··· Provided entries ···
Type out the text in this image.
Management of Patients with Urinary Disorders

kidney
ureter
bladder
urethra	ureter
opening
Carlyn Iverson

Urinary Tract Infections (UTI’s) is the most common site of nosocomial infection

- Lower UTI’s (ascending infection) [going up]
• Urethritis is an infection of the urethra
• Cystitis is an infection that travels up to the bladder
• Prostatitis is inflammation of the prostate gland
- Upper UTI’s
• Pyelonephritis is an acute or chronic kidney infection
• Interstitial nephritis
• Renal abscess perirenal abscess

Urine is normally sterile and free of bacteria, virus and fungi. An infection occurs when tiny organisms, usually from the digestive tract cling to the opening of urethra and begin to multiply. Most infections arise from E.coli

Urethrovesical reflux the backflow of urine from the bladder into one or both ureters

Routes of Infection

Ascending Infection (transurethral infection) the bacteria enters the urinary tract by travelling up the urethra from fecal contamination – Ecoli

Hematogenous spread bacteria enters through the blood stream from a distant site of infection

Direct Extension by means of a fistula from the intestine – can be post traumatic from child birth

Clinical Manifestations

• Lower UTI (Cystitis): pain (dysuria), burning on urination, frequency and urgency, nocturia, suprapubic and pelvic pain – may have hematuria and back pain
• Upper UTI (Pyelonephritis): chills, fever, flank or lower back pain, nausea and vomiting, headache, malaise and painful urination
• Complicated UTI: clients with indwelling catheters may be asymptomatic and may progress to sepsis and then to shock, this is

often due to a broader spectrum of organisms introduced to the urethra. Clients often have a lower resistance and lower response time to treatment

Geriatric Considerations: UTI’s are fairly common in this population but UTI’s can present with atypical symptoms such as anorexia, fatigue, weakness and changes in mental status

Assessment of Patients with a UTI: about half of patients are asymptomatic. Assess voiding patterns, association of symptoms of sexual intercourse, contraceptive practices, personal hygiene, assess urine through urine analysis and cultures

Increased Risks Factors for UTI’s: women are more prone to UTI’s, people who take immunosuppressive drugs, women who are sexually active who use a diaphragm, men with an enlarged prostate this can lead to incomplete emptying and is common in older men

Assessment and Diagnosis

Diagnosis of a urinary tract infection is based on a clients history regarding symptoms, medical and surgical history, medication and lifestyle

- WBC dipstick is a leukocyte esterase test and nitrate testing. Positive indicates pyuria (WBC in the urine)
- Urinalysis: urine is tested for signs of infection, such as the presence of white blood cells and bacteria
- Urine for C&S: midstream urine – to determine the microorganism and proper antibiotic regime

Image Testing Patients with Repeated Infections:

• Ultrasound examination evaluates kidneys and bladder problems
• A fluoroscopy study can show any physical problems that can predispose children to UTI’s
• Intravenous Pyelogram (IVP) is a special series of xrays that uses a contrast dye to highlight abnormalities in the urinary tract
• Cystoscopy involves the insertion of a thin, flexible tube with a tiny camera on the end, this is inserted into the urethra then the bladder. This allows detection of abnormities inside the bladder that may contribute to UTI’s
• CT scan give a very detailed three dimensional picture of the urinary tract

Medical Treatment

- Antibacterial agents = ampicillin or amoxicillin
···
Assignment: Write the material above out once more, exactly as it stands.

Answer area:
Type out the text in this image.
Management of Patients with Urinary Disorders

kidney
ureter
bladder
urethra	ureter
opening
Carlyn Iverson

Urinary Tract Infections (UTI’s) is the most common site of nosocomial infection

- Lower UTI’s (ascending infection) [going up]
• Urethritis is an infection of the urethra
• Cystitis is an infection that travels up to the bladder
• Prostatitis is inflammation of the prostate gland
- Upper UTI’s
• Pyelonephritis is an acute or chronic kidney infection
• Interstitial nephritis
• Renal abscess perirenal abscess

Urine is normally sterile and free of bacteria, virus and fungi. An infection occurs when tiny organisms, usually from the digestive tract cling to the opening of urethra and begin to multiply. Most infections arise from E.coli

Urethrovesical reflux the backflow of urine from the bladder into one or both ureters

Routes of Infection

Ascending Infection (transurethral infection) the bacteria enters the urinary tract by travelling up the urethra from fecal contamination – Ecoli

Hematogenous spread bacteria enters through the blood stream from a distant site of infection

Direct Extension by means of a fistula from the intestine – can be post traumatic from child birth

Clinical Manifestations

• Lower UTI (Cystitis): pain (dysuria), burning on urination, frequency and urgency, nocturia, suprapubic and pelvic pain – may have hematuria and back pain
• Upper UTI (Pyelonephritis): chills, fever, flank or lower back pain, nausea and vomiting, headache, malaise and painful urination
• Complicated UTI: clients with indwelling catheters may be asymptomatic and may progress to sepsis and then to shock, this is

often due to a broader spectrum of organisms introduced to the urethra. Clients often have a lower resistance and lower response time to treatment

Geriatric Considerations: UTI’s are fairly common in this population but UTI’s can present with atypical symptoms such as anorexia, fatigue, weakness and changes in mental status

Assessment of Patients with a UTI: about half of patients are asymptomatic. Assess voiding patterns, association of symptoms of sexual intercourse, contraceptive practices, personal hygiene, assess urine through urine analysis and cultures

Increased Risks Factors for UTI’s: women are more prone to UTI’s, people who take immunosuppressive drugs, women who are sexually active who use a diaphragm, men with an enlarged prostate this can lead to incomplete emptying and is common in older men

Assessment and Diagnosis

Diagnosis of a urinary tract infection is based on a clients history regarding symptoms, medical and surgical history, medication and lifestyle

- WBC dipstick is a leukocyte esterase test and nitrate testing. Positive indicates pyuria (WBC in the urine)
- Urinalysis: urine is tested for signs of infection, such as the presence of white blood cells and bacteria
- Urine for C&S: midstream urine – to determine the microorganism and proper antibiotic regime

Image Testing Patients with Repeated Infections:

• Ultrasound examination evaluates kidneys and bladder problems
• A fluoroscopy study can show any physical problems that can predispose children to UTI’s
• Intravenous Pyelogram (IVP) is a special series of xrays that uses a contrast dye to highlight abnormalities in the urinary tract
• Cystoscopy involves the insertion of a thin, flexible tube with a tiny camera on the end, this is inserted into the urethra then the bladder. This allows detection of abnormities inside the bladder that may contribute to UTI’s
• CT scan give a very detailed three dimensional picture of the urinary tract

Medical Treatment

- Antibacterial agents = ampicillin or amoxicillin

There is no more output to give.